### Given exercise:
Omit the pictures and output every entry below exactly as written.

--- START ---

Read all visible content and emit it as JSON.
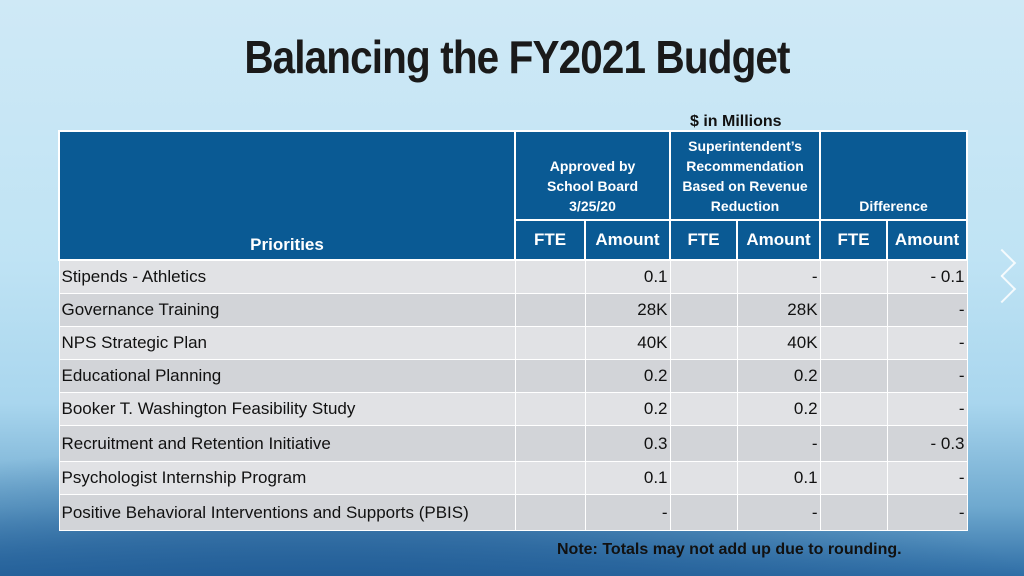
{
  "title": "Balancing the FY2021 Budget",
  "units_note": "$ in Millions",
  "footnote": "Note:  Totals may not add up due to rounding.",
  "table": {
    "priorities_header": "Priorities",
    "groups": [
      {
        "line1": "Approved by",
        "line2": "School Board",
        "line3": "3/25/20",
        "line4": ""
      },
      {
        "line1": "Superintendent’s",
        "line2": "Recommendation",
        "line3": "Based on Revenue",
        "line4": "Reduction"
      },
      {
        "line1": "",
        "line2": "",
        "line3": "",
        "line4": "Difference"
      }
    ],
    "sub_headers": [
      "FTE",
      "Amount",
      "FTE",
      "Amount",
      "FTE",
      "Amount"
    ],
    "rows": [
      {
        "label": "Stipends - Athletics",
        "fte1": "",
        "amt1": "0.1",
        "fte2": "",
        "amt2": "-",
        "fte3": "",
        "amt3": "- 0.1"
      },
      {
        "label": "Governance Training",
        "fte1": "",
        "amt1": "28K",
        "fte2": "",
        "amt2": "28K",
        "fte3": "",
        "amt3": "-"
      },
      {
        "label": "NPS Strategic Plan",
        "fte1": "",
        "amt1": "40K",
        "fte2": "",
        "amt2": "40K",
        "fte3": "",
        "amt3": "-"
      },
      {
        "label": "Educational Planning",
        "fte1": "",
        "amt1": "0.2",
        "fte2": "",
        "amt2": "0.2",
        "fte3": "",
        "amt3": "-"
      },
      {
        "label": "Booker T. Washington Feasibility Study",
        "fte1": "",
        "amt1": "0.2",
        "fte2": "",
        "amt2": "0.2",
        "fte3": "",
        "amt3": "-"
      },
      {
        "label": "Recruitment and Retention Initiative",
        "fte1": "",
        "amt1": "0.3",
        "fte2": "",
        "amt2": "-",
        "fte3": "",
        "amt3": "- 0.3"
      },
      {
        "label": "Psychologist Internship Program",
        "fte1": "",
        "amt1": "0.1",
        "fte2": "",
        "amt2": "0.1",
        "fte3": "",
        "amt3": "-"
      },
      {
        "label": "Positive Behavioral Interventions and Supports (PBIS)",
        "fte1": "",
        "amt1": "-",
        "fte2": "",
        "amt2": "-",
        "fte3": "",
        "amt3": "-"
      }
    ]
  }
}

--- END ---

### Answer to the task:
Read all visible content and emit it as JSON.
{
  "title": "Balancing the FY2021 Budget",
  "units_note": "$ in Millions",
  "footnote": "Note:  Totals may not add up due to rounding.",
  "table": {
    "priorities_header": "Priorities",
    "groups": [
      {
        "line1": "Approved by",
        "line2": "School Board",
        "line3": "3/25/20",
        "line4": ""
      },
      {
        "line1": "Superintendent’s",
        "line2": "Recommendation",
        "line3": "Based on Revenue",
        "line4": "Reduction"
      },
      {
        "line1": "",
        "line2": "",
        "line3": "",
        "line4": "Difference"
      }
    ],
    "sub_headers": [
      "FTE",
      "Amount",
      "FTE",
      "Amount",
      "FTE",
      "Amount"
    ],
    "rows": [
      {
        "label": "Stipends - Athletics",
        "fte1": "",
        "amt1": "0.1",
        "fte2": "",
        "amt2": "-",
        "fte3": "",
        "amt3": "- 0.1"
      },
      {
        "label": "Governance Training",
        "fte1": "",
        "amt1": "28K",
        "fte2": "",
        "amt2": "28K",
        "fte3": "",
        "amt3": "-"
      },
      {
        "label": "NPS Strategic Plan",
        "fte1": "",
        "amt1": "40K",
        "fte2": "",
        "amt2": "40K",
        "fte3": "",
        "amt3": "-"
      },
      {
        "label": "Educational Planning",
        "fte1": "",
        "amt1": "0.2",
        "fte2": "",
        "amt2": "0.2",
        "fte3": "",
        "amt3": "-"
      },
      {
        "label": "Booker T. Washington Feasibility Study",
        "fte1": "",
        "amt1": "0.2",
        "fte2": "",
        "amt2": "0.2",
        "fte3": "",
        "amt3": "-"
      },
      {
        "label": "Recruitment and Retention Initiative",
        "fte1": "",
        "amt1": "0.3",
        "fte2": "",
        "amt2": "-",
        "fte3": "",
        "amt3": "- 0.3"
      },
      {
        "label": "Psychologist Internship Program",
        "fte1": "",
        "amt1": "0.1",
        "fte2": "",
        "amt2": "0.1",
        "fte3": "",
        "amt3": "-"
      },
      {
        "label": "Positive Behavioral Interventions and Supports (PBIS)",
        "fte1": "",
        "amt1": "-",
        "fte2": "",
        "amt2": "-",
        "fte3": "",
        "amt3": "-"
      }
    ]
  }
}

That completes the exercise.